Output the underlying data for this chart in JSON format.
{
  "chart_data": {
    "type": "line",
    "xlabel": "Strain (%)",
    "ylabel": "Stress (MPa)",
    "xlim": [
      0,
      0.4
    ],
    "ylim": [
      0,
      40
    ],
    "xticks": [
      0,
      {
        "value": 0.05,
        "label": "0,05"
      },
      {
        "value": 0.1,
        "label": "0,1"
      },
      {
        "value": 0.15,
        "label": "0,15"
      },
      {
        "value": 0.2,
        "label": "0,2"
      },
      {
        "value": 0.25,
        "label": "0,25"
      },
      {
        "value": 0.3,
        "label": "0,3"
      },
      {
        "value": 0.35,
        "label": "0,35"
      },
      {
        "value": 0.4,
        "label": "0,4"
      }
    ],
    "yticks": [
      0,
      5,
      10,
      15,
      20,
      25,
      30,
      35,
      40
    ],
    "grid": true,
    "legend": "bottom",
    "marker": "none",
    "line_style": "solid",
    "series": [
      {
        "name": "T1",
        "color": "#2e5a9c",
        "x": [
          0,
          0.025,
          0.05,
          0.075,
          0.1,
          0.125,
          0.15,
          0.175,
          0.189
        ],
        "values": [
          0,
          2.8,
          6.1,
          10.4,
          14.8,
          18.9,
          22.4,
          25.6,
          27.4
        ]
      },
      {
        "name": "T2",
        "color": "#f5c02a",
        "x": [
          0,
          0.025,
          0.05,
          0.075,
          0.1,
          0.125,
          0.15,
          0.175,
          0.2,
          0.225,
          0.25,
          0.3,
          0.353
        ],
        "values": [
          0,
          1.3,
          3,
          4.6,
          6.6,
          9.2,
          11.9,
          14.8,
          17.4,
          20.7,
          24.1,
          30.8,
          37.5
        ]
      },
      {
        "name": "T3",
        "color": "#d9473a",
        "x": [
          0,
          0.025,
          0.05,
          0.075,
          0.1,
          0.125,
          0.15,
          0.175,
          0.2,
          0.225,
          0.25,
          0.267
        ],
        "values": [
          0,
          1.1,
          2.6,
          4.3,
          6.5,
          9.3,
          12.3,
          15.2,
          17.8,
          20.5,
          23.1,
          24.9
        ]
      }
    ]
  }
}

________________________________________

GIVEN INSTRUCTION —
Make an exact copy of every entry.

OUTPUT OF THE TASK —
Output the underlying data for this chart in JSON format.
{
  "chart_data": {
    "type": "line",
    "xlabel": "Strain (%)",
    "ylabel": "Stress (MPa)",
    "xlim": [
      0,
      0.4
    ],
    "ylim": [
      0,
      40
    ],
    "xticks": [
      0,
      {
        "value": 0.05,
        "label": "0,05"
      },
      {
        "value": 0.1,
        "label": "0,1"
      },
      {
        "value": 0.15,
        "label": "0,15"
      },
      {
        "value": 0.2,
        "label": "0,2"
      },
      {
        "value": 0.25,
        "label": "0,25"
      },
      {
        "value": 0.3,
        "label": "0,3"
      },
      {
        "value": 0.35,
        "label": "0,35"
      },
      {
        "value": 0.4,
        "label": "0,4"
      }
    ],
    "yticks": [
      0,
      5,
      10,
      15,
      20,
      25,
      30,
      35,
      40
    ],
    "grid": true,
    "legend": "bottom",
    "marker": "none",
    "line_style": "solid",
    "series": [
      {
        "name": "T1",
        "color": "#2e5a9c",
        "x": [
          0,
          0.025,
          0.05,
          0.075,
          0.1,
          0.125,
          0.15,
          0.175,
          0.189
        ],
        "values": [
          0,
          2.8,
          6.1,
          10.4,
          14.8,
          18.9,
          22.4,
          25.6,
          27.4
        ]
      },
      {
        "name": "T2",
        "color": "#f5c02a",
        "x": [
          0,
          0.025,
          0.05,
          0.075,
          0.1,
          0.125,
          0.15,
          0.175,
          0.2,
          0.225,
          0.25,
          0.3,
          0.353
        ],
        "values": [
          0,
          1.3,
          3,
          4.6,
          6.6,
          9.2,
          11.9,
          14.8,
          17.4,
          20.7,
          24.1,
          30.8,
          37.5
        ]
      },
      {
        "name": "T3",
        "color": "#d9473a",
        "x": [
          0,
          0.025,
          0.05,
          0.075,
          0.1,
          0.125,
          0.15,
          0.175,
          0.2,
          0.225,
          0.25,
          0.267
        ],
        "values": [
          0,
          1.1,
          2.6,
          4.3,
          6.5,
          9.3,
          12.3,
          15.2,
          17.8,
          20.5,
          23.1,
          24.9
        ]
      }
    ]
  }
}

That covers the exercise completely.